Task instructions: List, from the lines below, each one with "this" in it.

[Data entries]
——————

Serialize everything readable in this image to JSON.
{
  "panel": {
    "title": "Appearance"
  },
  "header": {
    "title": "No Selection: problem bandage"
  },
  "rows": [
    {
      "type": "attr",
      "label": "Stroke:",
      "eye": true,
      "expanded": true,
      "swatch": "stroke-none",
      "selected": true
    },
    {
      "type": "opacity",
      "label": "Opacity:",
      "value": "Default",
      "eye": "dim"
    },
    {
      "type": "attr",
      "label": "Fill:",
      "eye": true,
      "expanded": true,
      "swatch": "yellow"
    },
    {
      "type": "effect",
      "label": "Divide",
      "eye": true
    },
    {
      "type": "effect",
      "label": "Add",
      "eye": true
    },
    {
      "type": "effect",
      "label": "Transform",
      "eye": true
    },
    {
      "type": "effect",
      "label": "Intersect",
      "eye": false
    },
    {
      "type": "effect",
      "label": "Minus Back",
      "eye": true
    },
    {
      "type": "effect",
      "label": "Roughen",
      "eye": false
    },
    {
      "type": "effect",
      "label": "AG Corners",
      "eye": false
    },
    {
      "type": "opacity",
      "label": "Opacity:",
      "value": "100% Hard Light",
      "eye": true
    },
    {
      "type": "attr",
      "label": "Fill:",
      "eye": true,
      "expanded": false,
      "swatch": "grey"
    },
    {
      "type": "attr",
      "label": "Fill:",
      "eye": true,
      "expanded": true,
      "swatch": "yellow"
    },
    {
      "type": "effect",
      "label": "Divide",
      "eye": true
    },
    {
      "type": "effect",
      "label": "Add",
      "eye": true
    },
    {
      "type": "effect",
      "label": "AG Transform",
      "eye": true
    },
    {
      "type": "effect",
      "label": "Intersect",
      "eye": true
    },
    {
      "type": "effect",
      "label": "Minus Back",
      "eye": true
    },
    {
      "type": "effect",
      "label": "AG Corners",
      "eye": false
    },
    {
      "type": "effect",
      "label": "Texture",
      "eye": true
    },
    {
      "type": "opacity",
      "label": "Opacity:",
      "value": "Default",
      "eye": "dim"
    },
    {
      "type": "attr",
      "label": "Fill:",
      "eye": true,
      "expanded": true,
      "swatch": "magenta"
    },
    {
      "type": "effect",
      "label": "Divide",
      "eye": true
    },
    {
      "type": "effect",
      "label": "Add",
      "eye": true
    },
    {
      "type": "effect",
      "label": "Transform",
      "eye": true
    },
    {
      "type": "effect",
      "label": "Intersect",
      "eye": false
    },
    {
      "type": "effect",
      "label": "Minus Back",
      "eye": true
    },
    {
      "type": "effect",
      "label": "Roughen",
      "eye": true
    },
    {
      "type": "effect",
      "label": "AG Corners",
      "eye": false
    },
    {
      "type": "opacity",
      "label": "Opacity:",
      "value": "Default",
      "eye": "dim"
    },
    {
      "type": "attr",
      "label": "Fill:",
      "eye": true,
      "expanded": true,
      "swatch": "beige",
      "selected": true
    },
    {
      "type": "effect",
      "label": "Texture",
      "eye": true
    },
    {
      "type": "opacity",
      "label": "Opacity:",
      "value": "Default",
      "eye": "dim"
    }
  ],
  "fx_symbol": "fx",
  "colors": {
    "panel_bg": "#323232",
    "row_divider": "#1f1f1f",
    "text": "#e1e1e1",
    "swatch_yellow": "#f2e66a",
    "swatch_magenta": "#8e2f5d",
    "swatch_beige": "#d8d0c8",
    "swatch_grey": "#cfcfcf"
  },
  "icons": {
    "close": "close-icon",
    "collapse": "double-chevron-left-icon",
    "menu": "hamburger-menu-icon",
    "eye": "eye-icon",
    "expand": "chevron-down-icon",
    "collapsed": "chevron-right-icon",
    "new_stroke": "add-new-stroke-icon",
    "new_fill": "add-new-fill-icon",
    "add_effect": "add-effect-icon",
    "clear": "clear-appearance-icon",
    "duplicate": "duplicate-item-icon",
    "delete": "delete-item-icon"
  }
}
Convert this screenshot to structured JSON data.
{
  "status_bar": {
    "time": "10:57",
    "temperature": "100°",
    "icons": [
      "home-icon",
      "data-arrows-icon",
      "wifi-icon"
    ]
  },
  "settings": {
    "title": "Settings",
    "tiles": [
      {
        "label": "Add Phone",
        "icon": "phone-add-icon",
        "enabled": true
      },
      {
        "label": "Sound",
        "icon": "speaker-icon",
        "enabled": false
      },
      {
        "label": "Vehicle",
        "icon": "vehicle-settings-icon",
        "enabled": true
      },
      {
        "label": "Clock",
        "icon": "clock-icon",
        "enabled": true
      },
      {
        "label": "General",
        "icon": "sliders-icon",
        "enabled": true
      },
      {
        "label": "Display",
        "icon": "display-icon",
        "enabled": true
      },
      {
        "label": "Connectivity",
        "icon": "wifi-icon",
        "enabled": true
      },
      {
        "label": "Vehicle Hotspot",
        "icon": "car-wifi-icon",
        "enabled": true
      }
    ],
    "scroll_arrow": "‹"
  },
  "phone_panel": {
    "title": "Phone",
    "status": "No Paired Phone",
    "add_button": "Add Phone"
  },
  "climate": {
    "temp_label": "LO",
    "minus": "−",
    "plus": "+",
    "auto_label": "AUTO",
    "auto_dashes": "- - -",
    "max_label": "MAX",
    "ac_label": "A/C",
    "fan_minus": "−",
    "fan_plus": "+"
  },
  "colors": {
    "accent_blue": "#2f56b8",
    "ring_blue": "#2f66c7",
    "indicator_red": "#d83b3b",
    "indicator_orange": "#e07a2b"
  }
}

——————

Completed task:
Serialize everything readable in this image to JSON.
Convert this screenshot to structured JSON data.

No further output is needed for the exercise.